> GIVEN INSTRUCTION
Please report every line from the material that contains the word "Engineering".
━━━━━ RECORDS FOR THE TASK ━━━━━
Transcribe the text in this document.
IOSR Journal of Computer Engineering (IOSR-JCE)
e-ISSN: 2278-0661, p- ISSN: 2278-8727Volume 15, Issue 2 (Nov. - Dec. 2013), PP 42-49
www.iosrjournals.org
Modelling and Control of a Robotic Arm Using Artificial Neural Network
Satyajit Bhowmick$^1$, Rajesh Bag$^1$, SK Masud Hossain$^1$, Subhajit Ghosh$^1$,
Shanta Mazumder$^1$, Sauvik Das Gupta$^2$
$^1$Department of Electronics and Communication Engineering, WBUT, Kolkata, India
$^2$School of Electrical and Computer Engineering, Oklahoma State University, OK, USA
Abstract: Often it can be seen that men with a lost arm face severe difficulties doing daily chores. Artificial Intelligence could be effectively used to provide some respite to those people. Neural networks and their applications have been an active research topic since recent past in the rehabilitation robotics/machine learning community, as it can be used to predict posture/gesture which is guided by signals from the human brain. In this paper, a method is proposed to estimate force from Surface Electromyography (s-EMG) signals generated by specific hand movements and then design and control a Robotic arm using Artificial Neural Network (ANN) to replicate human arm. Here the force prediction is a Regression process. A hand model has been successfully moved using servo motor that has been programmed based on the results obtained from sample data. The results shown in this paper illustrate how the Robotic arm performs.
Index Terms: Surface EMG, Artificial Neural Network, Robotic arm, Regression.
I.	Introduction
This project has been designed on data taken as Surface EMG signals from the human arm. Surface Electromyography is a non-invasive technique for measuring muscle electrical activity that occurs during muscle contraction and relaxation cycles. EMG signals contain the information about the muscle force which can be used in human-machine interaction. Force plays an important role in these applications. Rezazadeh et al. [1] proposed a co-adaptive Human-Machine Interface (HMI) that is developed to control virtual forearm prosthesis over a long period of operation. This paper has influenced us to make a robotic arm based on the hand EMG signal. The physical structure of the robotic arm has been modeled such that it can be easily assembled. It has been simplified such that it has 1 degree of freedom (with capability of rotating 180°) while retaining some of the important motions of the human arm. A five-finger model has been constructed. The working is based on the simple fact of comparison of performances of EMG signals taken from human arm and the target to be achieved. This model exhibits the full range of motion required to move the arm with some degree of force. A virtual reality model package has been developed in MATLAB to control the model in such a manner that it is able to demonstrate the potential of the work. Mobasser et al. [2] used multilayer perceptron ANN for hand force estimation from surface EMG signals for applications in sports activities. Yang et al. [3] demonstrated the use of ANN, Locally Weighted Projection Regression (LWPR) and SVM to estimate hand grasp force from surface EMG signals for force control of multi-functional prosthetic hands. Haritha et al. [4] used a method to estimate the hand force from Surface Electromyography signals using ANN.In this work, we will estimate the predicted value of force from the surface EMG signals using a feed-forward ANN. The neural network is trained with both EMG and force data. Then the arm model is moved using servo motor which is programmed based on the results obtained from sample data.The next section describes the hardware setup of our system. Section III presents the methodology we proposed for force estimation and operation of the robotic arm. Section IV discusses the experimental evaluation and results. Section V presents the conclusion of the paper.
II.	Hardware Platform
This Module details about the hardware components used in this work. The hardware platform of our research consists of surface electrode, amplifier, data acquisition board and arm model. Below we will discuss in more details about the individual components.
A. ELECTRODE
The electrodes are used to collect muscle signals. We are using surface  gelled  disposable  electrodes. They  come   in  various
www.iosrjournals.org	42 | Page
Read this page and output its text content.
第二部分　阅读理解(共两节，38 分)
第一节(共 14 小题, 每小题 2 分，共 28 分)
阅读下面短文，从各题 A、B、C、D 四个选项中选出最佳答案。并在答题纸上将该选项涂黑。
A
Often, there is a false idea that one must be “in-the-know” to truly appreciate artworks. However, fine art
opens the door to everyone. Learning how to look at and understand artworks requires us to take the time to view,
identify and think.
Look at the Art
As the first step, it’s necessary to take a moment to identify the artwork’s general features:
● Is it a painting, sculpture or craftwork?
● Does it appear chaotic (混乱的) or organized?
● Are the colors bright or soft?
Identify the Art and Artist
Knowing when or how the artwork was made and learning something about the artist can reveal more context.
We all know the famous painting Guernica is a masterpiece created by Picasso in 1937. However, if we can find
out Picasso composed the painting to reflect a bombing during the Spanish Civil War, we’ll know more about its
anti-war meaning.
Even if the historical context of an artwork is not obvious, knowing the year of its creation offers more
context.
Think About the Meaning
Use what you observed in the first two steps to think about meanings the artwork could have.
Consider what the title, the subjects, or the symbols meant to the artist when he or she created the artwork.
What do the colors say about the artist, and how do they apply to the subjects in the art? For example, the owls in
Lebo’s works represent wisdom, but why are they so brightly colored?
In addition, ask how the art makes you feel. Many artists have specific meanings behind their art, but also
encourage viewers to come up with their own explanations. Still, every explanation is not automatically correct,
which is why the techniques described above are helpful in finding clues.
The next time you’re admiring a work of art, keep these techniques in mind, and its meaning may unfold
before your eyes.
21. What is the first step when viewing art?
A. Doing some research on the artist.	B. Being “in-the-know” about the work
━━━━━
> EXERCISE OUTPUT
IOSR Journal of Computer Engineering (IOSR-JCE)
$^1$Department of Electronics and Communication Engineering, WBUT, Kolkata, India
$^2$School of Electrical and Computer Engineering, Oklahoma State University, OK, USA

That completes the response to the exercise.